» **SOURCE RECORDS**
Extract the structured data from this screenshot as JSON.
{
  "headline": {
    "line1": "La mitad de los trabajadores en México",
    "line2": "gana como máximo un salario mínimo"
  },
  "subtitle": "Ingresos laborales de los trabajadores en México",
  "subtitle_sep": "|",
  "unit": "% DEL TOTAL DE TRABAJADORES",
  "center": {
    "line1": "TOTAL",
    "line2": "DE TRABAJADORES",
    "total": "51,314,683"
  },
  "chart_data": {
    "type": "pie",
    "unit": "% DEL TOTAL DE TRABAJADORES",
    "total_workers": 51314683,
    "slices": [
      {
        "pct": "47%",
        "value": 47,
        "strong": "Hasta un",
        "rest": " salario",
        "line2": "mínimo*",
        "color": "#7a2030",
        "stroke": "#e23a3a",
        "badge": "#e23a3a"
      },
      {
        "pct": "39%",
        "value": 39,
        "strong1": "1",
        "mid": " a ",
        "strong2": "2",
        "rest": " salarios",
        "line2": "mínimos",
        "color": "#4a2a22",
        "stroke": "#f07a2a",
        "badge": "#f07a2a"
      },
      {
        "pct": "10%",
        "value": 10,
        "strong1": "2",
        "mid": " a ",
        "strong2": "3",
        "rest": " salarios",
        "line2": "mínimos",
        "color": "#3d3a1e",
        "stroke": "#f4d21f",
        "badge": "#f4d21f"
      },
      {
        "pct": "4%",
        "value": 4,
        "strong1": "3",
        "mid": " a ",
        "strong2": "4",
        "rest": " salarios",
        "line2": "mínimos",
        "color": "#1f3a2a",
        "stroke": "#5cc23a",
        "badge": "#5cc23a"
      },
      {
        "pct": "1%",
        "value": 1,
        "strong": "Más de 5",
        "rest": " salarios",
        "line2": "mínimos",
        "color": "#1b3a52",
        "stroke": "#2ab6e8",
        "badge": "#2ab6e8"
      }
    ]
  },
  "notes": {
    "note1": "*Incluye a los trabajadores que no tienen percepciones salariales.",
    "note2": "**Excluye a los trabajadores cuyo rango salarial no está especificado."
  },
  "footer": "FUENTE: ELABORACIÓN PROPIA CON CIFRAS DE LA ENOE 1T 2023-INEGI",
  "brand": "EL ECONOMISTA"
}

» **WHAT TO WORK ON**
Pick out and copy the lines of the entries that hold the string "unit".

» **CORRECT RESPONSE**
  "unit": "% DEL TOTAL DE TRABAJADORES",
    "unit": "% DEL TOTAL DE TRABAJADORES",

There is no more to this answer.